(Dataset rows)
★ ★ ★ ★
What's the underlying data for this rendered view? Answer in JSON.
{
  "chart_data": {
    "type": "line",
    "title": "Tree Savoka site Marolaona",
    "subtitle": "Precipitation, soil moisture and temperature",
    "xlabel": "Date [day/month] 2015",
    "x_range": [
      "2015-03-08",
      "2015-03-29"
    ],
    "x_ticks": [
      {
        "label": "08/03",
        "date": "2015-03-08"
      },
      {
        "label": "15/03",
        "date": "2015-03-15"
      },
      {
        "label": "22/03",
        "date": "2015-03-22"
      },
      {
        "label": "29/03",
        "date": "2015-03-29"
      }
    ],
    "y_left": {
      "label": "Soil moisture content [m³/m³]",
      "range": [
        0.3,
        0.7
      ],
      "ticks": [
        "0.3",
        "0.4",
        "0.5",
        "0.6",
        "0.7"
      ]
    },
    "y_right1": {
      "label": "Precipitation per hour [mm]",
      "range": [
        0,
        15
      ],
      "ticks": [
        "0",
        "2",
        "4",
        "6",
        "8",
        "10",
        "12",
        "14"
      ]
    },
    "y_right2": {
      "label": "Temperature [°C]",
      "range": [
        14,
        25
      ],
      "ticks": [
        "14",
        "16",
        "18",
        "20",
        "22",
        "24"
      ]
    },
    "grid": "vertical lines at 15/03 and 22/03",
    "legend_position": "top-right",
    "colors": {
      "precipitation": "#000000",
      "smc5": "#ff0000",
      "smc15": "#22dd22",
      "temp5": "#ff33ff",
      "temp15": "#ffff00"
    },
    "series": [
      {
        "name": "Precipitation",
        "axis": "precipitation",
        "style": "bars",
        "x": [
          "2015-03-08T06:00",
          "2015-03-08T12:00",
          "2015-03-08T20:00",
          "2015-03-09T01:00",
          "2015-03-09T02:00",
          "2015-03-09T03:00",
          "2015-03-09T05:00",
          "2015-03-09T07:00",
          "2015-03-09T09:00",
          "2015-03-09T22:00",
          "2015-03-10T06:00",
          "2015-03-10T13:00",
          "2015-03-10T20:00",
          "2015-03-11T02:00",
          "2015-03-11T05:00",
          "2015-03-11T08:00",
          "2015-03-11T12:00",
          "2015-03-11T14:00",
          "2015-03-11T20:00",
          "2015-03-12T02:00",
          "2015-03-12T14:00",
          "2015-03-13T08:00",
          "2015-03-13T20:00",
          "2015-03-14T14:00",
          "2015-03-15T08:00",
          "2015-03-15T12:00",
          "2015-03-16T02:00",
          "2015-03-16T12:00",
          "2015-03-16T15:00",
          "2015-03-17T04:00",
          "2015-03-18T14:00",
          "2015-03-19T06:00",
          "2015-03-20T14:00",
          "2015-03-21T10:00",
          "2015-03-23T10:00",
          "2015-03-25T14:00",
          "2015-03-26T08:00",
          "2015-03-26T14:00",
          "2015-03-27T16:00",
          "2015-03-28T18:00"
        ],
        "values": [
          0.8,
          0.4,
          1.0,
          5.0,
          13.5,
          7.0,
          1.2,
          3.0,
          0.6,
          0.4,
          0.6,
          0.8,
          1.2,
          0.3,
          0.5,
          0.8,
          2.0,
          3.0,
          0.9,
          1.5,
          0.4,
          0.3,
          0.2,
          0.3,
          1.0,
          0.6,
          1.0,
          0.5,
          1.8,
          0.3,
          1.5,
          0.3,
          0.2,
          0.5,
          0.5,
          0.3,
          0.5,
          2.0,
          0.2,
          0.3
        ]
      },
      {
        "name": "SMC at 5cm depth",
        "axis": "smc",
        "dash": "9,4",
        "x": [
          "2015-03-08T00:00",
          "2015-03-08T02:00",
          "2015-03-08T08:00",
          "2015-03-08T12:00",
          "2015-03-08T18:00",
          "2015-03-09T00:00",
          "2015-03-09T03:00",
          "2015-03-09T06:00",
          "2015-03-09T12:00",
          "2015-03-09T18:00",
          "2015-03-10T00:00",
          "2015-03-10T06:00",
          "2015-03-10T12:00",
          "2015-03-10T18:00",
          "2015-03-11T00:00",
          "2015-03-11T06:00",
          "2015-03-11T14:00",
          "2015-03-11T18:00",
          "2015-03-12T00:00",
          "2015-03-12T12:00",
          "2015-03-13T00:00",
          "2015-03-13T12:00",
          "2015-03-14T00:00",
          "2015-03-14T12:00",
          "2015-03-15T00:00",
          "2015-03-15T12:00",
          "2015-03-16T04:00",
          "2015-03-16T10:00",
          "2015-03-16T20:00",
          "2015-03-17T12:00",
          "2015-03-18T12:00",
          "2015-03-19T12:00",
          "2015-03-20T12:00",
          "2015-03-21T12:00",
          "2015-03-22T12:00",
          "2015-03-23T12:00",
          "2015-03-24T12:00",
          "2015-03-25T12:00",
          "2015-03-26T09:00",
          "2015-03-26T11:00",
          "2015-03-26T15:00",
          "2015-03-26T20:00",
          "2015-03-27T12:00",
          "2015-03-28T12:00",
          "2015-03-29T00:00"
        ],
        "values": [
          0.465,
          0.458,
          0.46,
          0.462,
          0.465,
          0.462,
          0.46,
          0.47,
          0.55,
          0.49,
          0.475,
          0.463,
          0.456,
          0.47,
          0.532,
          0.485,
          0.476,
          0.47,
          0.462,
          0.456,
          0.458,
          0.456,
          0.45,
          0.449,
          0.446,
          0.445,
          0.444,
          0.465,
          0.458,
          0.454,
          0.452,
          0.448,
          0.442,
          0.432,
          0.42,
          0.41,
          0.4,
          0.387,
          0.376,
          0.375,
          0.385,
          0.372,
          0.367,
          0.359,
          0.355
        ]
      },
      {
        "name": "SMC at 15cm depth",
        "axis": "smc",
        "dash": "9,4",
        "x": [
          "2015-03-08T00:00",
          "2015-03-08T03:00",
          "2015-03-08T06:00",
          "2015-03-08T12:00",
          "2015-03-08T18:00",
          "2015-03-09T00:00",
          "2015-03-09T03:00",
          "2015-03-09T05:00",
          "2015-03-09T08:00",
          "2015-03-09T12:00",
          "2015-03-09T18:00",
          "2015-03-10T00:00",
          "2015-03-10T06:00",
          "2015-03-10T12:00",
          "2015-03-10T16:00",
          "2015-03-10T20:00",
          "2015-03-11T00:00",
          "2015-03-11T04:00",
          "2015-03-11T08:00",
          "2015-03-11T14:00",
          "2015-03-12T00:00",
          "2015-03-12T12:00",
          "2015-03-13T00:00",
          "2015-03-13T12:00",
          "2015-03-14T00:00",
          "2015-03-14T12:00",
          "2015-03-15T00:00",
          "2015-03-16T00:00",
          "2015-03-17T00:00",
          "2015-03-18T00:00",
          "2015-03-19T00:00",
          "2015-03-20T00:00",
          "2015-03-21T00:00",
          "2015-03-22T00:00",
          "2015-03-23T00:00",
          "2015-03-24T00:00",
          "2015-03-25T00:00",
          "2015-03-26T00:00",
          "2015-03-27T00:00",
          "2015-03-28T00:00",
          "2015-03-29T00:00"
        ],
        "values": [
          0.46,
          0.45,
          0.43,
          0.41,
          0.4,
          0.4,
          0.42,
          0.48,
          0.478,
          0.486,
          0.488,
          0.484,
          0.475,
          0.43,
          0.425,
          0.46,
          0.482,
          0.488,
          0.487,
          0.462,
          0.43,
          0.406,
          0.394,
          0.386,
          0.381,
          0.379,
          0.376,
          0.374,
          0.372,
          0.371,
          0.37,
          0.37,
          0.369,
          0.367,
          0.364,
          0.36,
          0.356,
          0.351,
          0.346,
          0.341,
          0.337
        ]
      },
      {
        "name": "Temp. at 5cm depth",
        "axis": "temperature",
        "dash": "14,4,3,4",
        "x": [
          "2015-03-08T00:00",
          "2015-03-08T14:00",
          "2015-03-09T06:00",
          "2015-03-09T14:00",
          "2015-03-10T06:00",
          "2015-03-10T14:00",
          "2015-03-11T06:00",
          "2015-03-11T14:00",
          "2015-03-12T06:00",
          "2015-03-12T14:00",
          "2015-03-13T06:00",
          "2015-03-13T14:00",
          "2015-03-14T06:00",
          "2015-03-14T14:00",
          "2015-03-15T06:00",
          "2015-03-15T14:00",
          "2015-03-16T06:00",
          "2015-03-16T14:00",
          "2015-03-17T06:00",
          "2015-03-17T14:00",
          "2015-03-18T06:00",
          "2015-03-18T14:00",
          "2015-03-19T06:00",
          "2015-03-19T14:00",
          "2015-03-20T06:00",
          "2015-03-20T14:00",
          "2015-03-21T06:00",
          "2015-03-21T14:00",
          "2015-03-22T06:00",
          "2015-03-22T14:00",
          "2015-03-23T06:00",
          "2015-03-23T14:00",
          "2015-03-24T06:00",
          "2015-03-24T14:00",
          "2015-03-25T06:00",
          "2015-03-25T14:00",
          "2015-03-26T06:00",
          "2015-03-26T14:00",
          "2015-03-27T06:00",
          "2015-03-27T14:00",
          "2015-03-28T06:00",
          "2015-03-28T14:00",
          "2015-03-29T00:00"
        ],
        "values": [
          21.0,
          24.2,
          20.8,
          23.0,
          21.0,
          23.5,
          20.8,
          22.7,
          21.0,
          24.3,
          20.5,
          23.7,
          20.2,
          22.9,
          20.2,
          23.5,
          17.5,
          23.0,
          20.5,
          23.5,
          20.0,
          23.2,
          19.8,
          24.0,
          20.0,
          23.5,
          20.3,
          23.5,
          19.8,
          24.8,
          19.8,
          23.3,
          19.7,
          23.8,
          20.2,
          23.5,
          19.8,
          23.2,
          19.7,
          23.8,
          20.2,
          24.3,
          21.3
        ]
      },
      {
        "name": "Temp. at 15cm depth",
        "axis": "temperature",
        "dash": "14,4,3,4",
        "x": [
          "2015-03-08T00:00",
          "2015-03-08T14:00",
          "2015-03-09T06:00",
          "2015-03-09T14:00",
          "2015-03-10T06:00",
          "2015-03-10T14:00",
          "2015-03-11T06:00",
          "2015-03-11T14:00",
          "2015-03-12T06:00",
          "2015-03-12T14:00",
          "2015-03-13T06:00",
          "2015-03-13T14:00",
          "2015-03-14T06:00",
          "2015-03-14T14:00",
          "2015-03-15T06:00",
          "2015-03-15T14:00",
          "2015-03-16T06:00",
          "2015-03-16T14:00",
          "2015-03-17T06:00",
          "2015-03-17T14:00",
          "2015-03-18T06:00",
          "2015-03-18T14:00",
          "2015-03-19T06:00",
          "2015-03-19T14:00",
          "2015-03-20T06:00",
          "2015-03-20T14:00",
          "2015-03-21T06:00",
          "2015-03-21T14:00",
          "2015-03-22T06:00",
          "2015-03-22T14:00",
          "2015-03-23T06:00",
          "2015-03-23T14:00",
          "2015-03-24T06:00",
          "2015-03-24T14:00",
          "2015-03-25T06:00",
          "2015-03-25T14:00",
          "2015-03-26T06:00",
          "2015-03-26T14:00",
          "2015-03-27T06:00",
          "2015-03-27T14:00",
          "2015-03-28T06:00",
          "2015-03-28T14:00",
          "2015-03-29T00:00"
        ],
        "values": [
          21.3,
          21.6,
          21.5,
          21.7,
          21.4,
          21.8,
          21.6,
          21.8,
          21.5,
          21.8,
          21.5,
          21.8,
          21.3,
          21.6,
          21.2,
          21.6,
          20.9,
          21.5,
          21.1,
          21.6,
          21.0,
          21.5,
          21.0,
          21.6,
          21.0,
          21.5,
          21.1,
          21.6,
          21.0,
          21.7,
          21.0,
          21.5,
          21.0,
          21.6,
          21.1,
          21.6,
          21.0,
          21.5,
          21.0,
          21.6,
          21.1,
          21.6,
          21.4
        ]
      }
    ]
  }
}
★ ★ ★ ★
> _Required task_: Extract, from the listing above, every line where the string "depth" occurs.

> _Written response_:
        "name": "SMC at 5cm depth",
        "name": "SMC at 15cm depth",
        "name": "Temp. at 5cm depth",
        "name": "Temp. at 15cm depth",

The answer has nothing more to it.